**TASK TO CARRY OUT:** Check each line of the records below for the word "Удмуртской" and copy those where it appears.

**INPUT MATERIAL:**

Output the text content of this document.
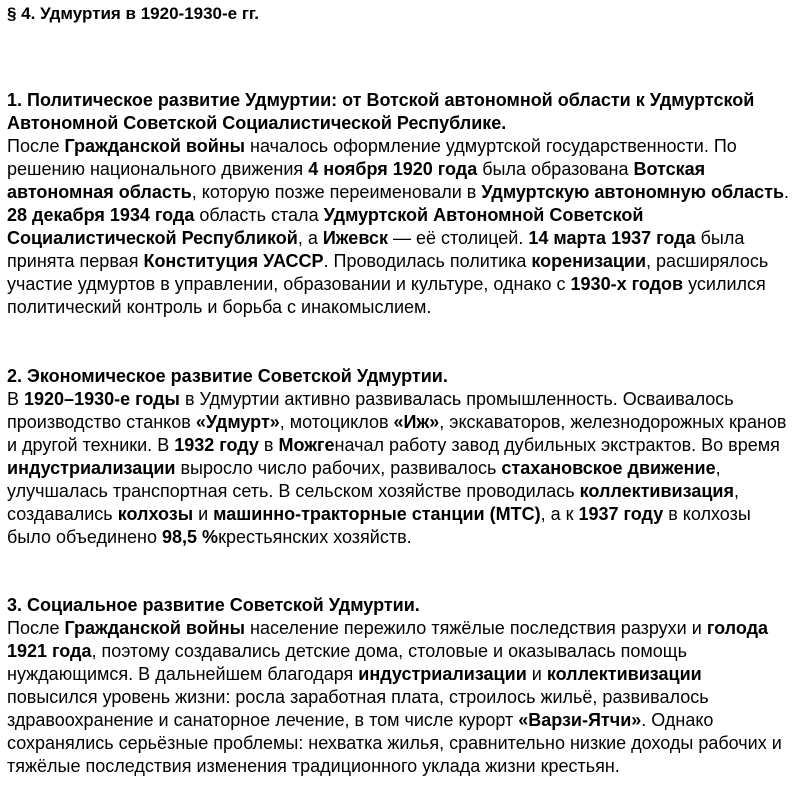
§ 4. Удмуртия в 1920-1930-е гг.

1. Политическое развитие Удмуртии: от Вотской автономной области к Удмуртской Автономной Советской Социалистической Республике.

После Гражданской войны началось оформление удмуртской государственности. По решению национального движения 4 ноября 1920 года была образована Вотская автономная область, которую позже переименовали в Удмуртскую автономную область. 28 декабря 1934 года область стала Удмуртской Автономной Советской Социалистической Республикой, а Ижевск — её столицей. 14 марта 1937 года была принята первая Конституция УАССР. Проводилась политика коренизации, расширялось участие удмуртов в управлении, образовании и культуре, однако с 1930-х годов усилился политический контроль и борьба с инакомыслием.

2. Экономическое развитие Советской Удмуртии.

В 1920–1930-е годы в Удмуртии активно развивалась промышленность. Осваивалось производство станков «Удмурт», мотоциклов «Иж», экскаваторов, железнодорожных кранов и другой техники. В 1932 году в Можгеначал работу завод дубильных экстрактов. Во время индустриализации выросло число рабочих, развивалось стахановское движение, улучшалась транспортная сеть. В сельском хозяйстве проводилась коллективизация, создавались колхозы и машинно-тракторные станции (МТС), а к 1937 году в колхозы было объединено 98,5 %крестьянских хозяйств.

3. Социальное развитие Советской Удмуртии.

После Гражданской войны население пережило тяжёлые последствия разрухи и голода 1921 года, поэтому создавались детские дома, столовые и оказывалась помощь нуждающимся. В дальнейшем благодаря индустриализации и коллективизации повысился уровень жизни: росла заработная плата, строилось жильё, развивалось здравоохранение и санаторное лечение, в том числе курорт «Варзи-Ятчи». Однако сохранялись серьёзные проблемы: нехватка жилья, сравнительно низкие доходы рабочих и тяжёлые последствия изменения традиционного уклада жизни крестьян.
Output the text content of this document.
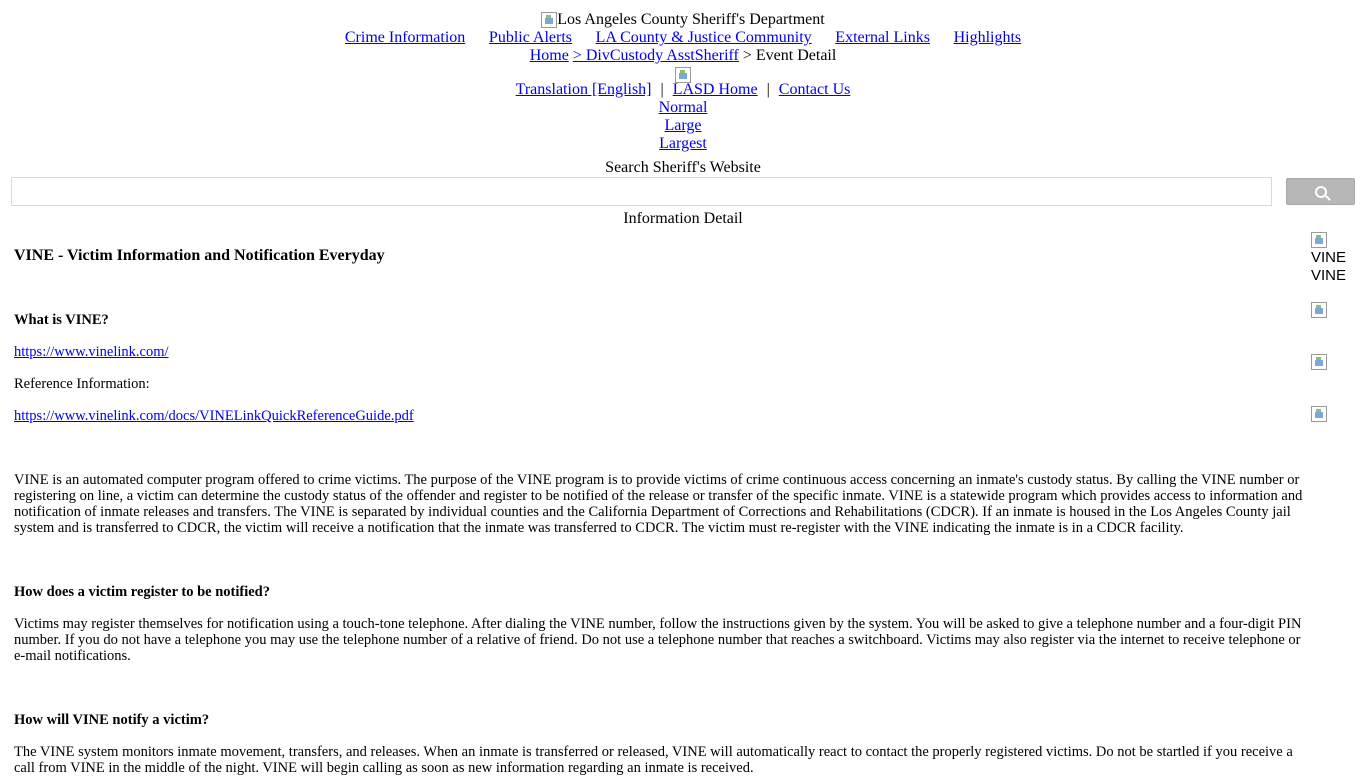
Los Angeles County Sheriff's Department
Crime Information Public Alerts LA County & Justice Community External Links Highlights
Home > DivCustody AsstSheriff > Event Detail
Translation [English] | LASD Home | Contact Us
Normal
Large
Largest
Search Sheriff's Website
Information Detail
VINE - Victim Information and Notification Everyday
What is VINE?
https://www.vinelink.com/
Reference Information:
https://www.vinelink.com/docs/VINELinkQuickReferenceGuide.pdf
VINE is an automated computer program offered to crime victims. The purpose of the VINE program is to provide victims of crime continuous access concerning an inmate's custody status. By calling the VINE number or registering on line, a victim can determine the custody status of the offender and register to be notified of the release or transfer of the specific inmate. VINE is a statewide program which provides access to information and notification of inmate releases and transfers. The VINE is separated by individual counties and the California Department of Corrections and Rehabilitations (CDCR). If an inmate is housed in the Los Angeles County jail system and is transferred to CDCR, the victim will receive a notification that the inmate was transferred to CDCR. The victim must re-register with the VINE indicating the inmate is in a CDCR facility.
How does a victim register to be notified?
Victims may register themselves for notification using a touch-tone telephone. After dialing the VINE number, follow the instructions given by the system. You will be asked to give a telephone number and a four-digit PIN number. If you do not have a telephone you may use the telephone number of a relative of friend. Do not use a telephone number that reaches a switchboard. Victims may also register via the internet to receive telephone or e-mail notifications.
How will VINE notify a victim?
The VINE system monitors inmate movement, transfers, and releases. When an inmate is transferred or released, VINE will automatically react to contact the properly registered victims. Do not be startled if you receive a call from VINE in the middle of the night. VINE will begin calling as soon as new information regarding an inmate is received.

VINE
VINE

**SOLUTION TO THE EXERCISE:**
1. Политическое развитие Удмуртии: от Вотской автономной области к Удмуртской Автономной Советской Социалистической Республике.
После Гражданской войны началось оформление удмуртской государственности. По решению национального движения 4 ноября 1920 года была образована Вотская автономная область, которую позже переименовали в Удмуртскую автономную область. 28 декабря 1934 года область стала Удмуртской Автономной Советской Социалистической Республикой, а Ижевск — её столицей. 14 марта 1937 года была принята первая Конституция УАССР. Проводилась политика коренизации, расширялось участие удмуртов в управлении, образовании и культуре, однако с 1930-х годов усилился политический контроль и борьба с инакомыслием.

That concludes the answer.